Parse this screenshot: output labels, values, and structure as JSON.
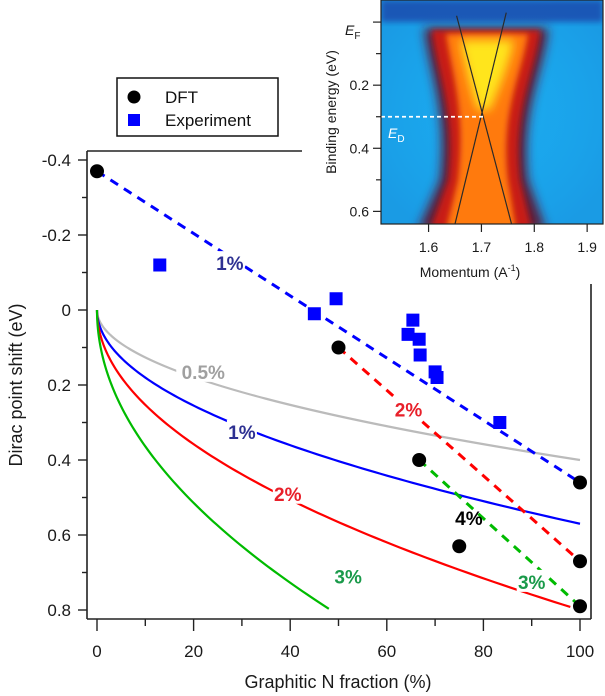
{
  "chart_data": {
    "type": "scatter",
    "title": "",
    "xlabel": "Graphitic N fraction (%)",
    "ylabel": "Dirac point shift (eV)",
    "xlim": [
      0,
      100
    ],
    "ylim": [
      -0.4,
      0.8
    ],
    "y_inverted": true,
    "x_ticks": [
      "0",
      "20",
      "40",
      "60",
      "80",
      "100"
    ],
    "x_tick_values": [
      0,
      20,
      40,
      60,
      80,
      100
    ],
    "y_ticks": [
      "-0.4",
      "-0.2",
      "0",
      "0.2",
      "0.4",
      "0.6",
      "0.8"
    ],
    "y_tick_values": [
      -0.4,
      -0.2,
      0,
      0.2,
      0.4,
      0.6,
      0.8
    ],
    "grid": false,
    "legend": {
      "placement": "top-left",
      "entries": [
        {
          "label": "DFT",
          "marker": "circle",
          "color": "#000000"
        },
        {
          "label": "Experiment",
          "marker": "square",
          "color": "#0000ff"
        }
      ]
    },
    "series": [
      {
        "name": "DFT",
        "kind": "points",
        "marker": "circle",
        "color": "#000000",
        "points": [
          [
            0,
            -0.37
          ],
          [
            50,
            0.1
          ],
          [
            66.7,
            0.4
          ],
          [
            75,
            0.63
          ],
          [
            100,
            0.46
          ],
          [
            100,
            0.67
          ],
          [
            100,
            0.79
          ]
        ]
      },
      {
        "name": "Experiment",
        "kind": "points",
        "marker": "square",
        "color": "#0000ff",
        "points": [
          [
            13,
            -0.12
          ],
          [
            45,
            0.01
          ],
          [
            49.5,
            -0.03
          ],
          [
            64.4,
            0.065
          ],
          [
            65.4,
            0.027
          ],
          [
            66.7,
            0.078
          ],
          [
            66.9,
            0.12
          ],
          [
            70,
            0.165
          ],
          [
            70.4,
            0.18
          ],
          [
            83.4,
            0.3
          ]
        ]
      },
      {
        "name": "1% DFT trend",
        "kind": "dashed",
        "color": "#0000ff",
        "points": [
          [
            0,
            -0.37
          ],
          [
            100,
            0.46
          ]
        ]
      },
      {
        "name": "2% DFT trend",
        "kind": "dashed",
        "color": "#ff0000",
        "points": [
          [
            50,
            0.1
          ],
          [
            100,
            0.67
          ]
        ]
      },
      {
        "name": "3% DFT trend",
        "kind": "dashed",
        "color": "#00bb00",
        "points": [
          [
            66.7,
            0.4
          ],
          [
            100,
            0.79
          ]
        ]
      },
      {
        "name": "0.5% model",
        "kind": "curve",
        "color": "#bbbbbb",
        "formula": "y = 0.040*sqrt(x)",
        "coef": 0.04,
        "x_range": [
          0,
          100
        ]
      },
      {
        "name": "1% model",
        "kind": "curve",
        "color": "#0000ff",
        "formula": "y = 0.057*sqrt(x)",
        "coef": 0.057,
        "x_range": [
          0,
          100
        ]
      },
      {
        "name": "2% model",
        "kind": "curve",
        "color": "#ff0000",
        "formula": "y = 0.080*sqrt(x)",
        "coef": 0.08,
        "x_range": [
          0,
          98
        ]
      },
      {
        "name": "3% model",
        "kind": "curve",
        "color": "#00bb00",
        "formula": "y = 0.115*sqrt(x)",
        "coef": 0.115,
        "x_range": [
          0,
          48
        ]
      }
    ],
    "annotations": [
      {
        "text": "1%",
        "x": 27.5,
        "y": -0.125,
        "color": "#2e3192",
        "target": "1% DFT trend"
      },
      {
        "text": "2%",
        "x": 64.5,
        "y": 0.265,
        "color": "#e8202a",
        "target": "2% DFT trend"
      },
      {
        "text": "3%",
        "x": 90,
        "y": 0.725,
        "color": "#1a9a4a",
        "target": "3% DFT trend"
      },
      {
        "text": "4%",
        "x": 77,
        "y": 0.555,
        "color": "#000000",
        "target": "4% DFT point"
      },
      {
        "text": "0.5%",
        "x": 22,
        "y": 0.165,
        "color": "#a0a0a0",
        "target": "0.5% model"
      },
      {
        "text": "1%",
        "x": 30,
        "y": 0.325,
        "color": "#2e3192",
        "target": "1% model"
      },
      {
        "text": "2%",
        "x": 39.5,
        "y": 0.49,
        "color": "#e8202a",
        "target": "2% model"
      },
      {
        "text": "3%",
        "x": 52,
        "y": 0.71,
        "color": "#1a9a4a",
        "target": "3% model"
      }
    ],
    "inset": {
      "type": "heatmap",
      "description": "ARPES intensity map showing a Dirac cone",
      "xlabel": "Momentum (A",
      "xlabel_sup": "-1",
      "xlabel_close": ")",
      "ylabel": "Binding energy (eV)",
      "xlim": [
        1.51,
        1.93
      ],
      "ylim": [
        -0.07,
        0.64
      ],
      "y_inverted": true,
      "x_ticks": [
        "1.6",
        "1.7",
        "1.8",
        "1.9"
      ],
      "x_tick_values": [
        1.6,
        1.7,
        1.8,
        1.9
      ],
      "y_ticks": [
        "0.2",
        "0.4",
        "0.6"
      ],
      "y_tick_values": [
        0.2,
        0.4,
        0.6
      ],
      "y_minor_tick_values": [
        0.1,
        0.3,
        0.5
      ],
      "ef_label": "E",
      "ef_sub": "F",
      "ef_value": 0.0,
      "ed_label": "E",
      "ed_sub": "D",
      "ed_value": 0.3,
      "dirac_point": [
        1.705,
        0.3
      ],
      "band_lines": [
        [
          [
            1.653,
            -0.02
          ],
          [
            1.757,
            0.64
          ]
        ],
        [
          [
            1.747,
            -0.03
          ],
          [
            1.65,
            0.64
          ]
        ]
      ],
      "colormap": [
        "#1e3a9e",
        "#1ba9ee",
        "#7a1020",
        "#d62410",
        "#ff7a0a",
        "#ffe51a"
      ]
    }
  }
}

·····

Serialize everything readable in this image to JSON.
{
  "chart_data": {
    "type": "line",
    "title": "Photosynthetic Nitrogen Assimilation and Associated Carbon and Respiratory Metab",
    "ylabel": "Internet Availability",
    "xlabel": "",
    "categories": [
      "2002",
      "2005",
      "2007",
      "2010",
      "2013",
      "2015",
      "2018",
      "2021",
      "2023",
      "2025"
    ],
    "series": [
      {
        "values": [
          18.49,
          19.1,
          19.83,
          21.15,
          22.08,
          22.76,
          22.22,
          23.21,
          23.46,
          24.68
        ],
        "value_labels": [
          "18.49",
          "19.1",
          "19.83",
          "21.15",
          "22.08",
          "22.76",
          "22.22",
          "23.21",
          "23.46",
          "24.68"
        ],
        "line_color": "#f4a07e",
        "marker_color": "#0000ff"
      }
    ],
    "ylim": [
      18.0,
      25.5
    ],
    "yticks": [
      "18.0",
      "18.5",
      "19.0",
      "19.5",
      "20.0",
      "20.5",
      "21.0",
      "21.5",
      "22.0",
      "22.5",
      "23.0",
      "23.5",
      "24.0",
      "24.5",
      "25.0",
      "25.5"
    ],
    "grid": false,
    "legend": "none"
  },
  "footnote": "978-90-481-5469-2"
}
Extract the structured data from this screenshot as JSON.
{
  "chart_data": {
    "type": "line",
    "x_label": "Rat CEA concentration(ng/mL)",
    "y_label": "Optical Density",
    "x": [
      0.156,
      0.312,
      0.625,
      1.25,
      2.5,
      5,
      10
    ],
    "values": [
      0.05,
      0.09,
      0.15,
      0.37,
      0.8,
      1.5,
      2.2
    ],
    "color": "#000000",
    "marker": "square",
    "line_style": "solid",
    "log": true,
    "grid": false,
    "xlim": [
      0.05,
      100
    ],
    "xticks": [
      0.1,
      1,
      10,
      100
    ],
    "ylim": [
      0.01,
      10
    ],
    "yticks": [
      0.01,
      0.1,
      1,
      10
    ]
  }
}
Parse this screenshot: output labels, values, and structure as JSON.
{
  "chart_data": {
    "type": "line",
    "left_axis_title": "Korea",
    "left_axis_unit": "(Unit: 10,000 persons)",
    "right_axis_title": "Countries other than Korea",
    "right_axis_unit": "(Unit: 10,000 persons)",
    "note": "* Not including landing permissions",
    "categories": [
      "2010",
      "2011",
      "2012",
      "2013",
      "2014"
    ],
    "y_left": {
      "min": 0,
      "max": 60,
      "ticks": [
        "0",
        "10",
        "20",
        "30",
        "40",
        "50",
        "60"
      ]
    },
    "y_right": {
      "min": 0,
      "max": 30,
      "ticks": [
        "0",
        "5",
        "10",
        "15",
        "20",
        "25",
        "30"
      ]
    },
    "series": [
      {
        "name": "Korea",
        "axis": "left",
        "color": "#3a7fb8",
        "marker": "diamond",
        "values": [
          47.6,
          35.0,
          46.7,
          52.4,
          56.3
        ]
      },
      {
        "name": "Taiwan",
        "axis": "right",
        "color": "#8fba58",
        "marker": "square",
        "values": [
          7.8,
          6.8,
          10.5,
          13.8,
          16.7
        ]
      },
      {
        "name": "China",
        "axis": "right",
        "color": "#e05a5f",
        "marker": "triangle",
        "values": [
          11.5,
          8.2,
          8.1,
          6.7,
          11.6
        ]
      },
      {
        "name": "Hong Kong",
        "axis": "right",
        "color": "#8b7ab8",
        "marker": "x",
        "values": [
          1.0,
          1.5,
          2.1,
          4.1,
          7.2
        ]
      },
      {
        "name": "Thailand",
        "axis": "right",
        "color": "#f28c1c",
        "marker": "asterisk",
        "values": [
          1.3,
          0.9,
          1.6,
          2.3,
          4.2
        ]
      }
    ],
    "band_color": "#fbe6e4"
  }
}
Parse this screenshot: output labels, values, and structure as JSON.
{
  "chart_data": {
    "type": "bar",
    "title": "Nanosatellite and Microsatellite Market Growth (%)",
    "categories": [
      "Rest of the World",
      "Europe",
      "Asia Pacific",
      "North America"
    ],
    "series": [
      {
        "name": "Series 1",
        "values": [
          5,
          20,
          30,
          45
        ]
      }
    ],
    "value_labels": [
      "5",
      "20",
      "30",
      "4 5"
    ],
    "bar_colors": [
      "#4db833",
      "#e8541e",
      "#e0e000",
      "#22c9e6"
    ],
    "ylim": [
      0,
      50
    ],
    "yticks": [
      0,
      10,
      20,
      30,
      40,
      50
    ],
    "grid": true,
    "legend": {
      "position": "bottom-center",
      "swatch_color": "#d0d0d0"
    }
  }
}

·····

= Requirements =
Count the lines above that contain the word "model", and reply with only that number.

= Response for this exercise =
8